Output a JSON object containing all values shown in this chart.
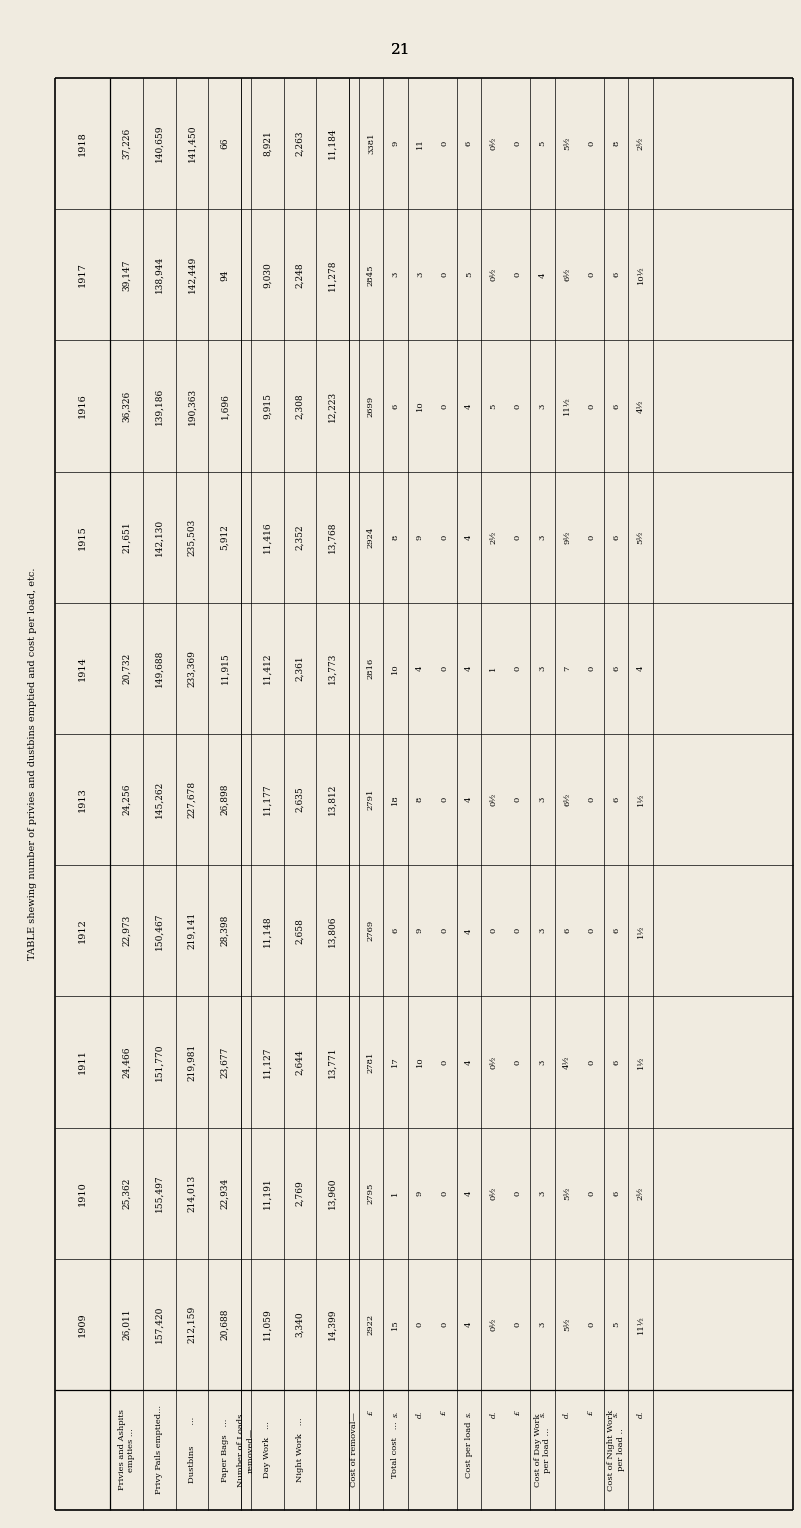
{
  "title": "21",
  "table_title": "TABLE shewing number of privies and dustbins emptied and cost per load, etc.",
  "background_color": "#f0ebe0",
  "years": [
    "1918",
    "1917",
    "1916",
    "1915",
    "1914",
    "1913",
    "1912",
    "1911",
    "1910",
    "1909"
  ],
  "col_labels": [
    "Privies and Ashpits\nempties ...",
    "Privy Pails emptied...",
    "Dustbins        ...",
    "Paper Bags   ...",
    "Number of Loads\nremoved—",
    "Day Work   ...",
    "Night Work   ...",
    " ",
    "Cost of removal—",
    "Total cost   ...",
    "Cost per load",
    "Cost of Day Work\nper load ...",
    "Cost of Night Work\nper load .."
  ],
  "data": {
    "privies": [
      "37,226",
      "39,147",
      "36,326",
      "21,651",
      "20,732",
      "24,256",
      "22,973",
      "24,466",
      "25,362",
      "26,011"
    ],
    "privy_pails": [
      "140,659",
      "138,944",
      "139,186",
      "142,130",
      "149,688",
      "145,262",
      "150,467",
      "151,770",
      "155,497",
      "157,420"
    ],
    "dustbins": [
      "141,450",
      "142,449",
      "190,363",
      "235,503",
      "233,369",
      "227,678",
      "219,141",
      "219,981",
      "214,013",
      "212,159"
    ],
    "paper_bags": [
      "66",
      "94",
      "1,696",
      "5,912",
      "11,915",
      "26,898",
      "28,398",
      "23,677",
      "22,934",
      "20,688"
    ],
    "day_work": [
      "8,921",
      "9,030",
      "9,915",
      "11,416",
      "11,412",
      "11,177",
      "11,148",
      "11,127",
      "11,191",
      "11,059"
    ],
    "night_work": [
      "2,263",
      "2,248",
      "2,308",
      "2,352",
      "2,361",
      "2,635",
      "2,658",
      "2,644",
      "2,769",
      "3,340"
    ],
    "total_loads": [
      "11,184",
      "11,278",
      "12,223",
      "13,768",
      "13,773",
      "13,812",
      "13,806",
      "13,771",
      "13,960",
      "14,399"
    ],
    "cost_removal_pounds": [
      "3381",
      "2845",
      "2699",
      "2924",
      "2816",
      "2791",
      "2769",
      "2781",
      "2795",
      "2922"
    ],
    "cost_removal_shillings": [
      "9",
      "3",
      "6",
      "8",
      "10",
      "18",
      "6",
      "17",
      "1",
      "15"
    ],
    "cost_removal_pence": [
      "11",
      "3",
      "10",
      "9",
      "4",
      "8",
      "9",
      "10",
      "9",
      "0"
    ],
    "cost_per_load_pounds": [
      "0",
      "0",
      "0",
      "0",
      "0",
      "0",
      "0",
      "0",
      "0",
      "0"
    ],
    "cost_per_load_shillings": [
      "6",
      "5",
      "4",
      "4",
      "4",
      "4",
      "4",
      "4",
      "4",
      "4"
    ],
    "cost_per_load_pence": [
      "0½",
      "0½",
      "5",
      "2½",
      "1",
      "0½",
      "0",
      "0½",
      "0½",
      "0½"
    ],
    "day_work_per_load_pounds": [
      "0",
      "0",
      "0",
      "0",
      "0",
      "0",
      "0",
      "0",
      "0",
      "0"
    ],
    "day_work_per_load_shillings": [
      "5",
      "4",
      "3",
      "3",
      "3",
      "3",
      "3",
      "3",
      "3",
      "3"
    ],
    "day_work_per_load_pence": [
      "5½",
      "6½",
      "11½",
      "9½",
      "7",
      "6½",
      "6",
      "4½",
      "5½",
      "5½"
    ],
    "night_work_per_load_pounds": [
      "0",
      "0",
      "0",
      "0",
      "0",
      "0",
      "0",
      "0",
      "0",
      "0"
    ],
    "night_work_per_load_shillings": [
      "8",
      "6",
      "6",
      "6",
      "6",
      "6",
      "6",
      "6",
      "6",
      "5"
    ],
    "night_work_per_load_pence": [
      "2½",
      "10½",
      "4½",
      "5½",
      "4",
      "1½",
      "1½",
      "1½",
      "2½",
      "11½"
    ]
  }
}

* Written instruction *
Reproduce the data word for word, excluding its pictures.

* Task result *
Output a JSON object containing all values shown in this chart.
{
  "title": "21",
  "table_title": "TABLE shewing number of privies and dustbins emptied and cost per load, etc.",
  "background_color": "#f0ebe0",
  "years": [
    "1918",
    "1917",
    "1916",
    "1915",
    "1914",
    "1913",
    "1912",
    "1911",
    "1910",
    "1909"
  ],
  "col_labels": [
    "Privies and Ashpits\nempties ...",
    "Privy Pails emptied...",
    "Dustbins        ...",
    "Paper Bags   ...",
    "Number of Loads\nremoved—",
    "Day Work   ...",
    "Night Work   ...",
    " ",
    "Cost of removal—",
    "Total cost   ...",
    "Cost per load",
    "Cost of Day Work\nper load ...",
    "Cost of Night Work\nper load .."
  ],
  "data": {
    "privies": [
      "37,226",
      "39,147",
      "36,326",
      "21,651",
      "20,732",
      "24,256",
      "22,973",
      "24,466",
      "25,362",
      "26,011"
    ],
    "privy_pails": [
      "140,659",
      "138,944",
      "139,186",
      "142,130",
      "149,688",
      "145,262",
      "150,467",
      "151,770",
      "155,497",
      "157,420"
    ],
    "dustbins": [
      "141,450",
      "142,449",
      "190,363",
      "235,503",
      "233,369",
      "227,678",
      "219,141",
      "219,981",
      "214,013",
      "212,159"
    ],
    "paper_bags": [
      "66",
      "94",
      "1,696",
      "5,912",
      "11,915",
      "26,898",
      "28,398",
      "23,677",
      "22,934",
      "20,688"
    ],
    "day_work": [
      "8,921",
      "9,030",
      "9,915",
      "11,416",
      "11,412",
      "11,177",
      "11,148",
      "11,127",
      "11,191",
      "11,059"
    ],
    "night_work": [
      "2,263",
      "2,248",
      "2,308",
      "2,352",
      "2,361",
      "2,635",
      "2,658",
      "2,644",
      "2,769",
      "3,340"
    ],
    "total_loads": [
      "11,184",
      "11,278",
      "12,223",
      "13,768",
      "13,773",
      "13,812",
      "13,806",
      "13,771",
      "13,960",
      "14,399"
    ],
    "cost_removal_pounds": [
      "3381",
      "2845",
      "2699",
      "2924",
      "2816",
      "2791",
      "2769",
      "2781",
      "2795",
      "2922"
    ],
    "cost_removal_shillings": [
      "9",
      "3",
      "6",
      "8",
      "10",
      "18",
      "6",
      "17",
      "1",
      "15"
    ],
    "cost_removal_pence": [
      "11",
      "3",
      "10",
      "9",
      "4",
      "8",
      "9",
      "10",
      "9",
      "0"
    ],
    "cost_per_load_pounds": [
      "0",
      "0",
      "0",
      "0",
      "0",
      "0",
      "0",
      "0",
      "0",
      "0"
    ],
    "cost_per_load_shillings": [
      "6",
      "5",
      "4",
      "4",
      "4",
      "4",
      "4",
      "4",
      "4",
      "4"
    ],
    "cost_per_load_pence": [
      "0½",
      "0½",
      "5",
      "2½",
      "1",
      "0½",
      "0",
      "0½",
      "0½",
      "0½"
    ],
    "day_work_per_load_pounds": [
      "0",
      "0",
      "0",
      "0",
      "0",
      "0",
      "0",
      "0",
      "0",
      "0"
    ],
    "day_work_per_load_shillings": [
      "5",
      "4",
      "3",
      "3",
      "3",
      "3",
      "3",
      "3",
      "3",
      "3"
    ],
    "day_work_per_load_pence": [
      "5½",
      "6½",
      "11½",
      "9½",
      "7",
      "6½",
      "6",
      "4½",
      "5½",
      "5½"
    ],
    "night_work_per_load_pounds": [
      "0",
      "0",
      "0",
      "0",
      "0",
      "0",
      "0",
      "0",
      "0",
      "0"
    ],
    "night_work_per_load_shillings": [
      "8",
      "6",
      "6",
      "6",
      "6",
      "6",
      "6",
      "6",
      "6",
      "5"
    ],
    "night_work_per_load_pence": [
      "2½",
      "10½",
      "4½",
      "5½",
      "4",
      "1½",
      "1½",
      "1½",
      "2½",
      "11½"
    ]
  }
}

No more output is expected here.